Problem description:
From the entries below, copy out every line with "chileno" in it.
# Material provided start
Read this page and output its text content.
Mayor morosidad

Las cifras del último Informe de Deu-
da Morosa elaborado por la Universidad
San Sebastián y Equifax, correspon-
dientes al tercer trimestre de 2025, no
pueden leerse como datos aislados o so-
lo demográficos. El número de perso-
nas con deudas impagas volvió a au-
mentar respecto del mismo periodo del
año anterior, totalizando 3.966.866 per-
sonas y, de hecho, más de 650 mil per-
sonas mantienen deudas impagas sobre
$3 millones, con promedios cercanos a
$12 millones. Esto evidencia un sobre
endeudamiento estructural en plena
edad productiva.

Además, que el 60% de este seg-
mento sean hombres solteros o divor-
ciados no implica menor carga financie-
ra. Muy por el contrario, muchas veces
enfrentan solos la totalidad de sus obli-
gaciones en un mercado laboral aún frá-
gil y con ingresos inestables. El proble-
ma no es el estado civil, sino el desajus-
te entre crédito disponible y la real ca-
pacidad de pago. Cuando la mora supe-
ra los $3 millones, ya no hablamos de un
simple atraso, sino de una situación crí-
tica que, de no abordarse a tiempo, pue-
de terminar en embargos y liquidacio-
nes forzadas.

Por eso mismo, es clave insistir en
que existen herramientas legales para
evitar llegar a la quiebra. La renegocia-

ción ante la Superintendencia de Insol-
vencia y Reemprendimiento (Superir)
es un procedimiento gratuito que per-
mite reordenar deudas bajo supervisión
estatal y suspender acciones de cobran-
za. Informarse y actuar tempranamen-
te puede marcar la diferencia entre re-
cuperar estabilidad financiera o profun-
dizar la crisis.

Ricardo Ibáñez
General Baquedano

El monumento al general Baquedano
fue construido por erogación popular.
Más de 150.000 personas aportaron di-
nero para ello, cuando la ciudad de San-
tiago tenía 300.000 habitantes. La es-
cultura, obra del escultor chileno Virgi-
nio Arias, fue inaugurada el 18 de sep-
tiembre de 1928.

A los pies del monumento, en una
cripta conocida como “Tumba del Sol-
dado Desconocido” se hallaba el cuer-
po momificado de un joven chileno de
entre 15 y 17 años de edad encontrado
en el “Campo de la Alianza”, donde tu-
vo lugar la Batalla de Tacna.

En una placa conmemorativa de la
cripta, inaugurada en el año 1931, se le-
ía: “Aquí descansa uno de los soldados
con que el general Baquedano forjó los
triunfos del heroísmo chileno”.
# Material provided end
Answer for this exercise:
cultura, obra del escultor chileno Virgi-
po momificado de un joven chileno de
triunfos del heroísmo chileno”.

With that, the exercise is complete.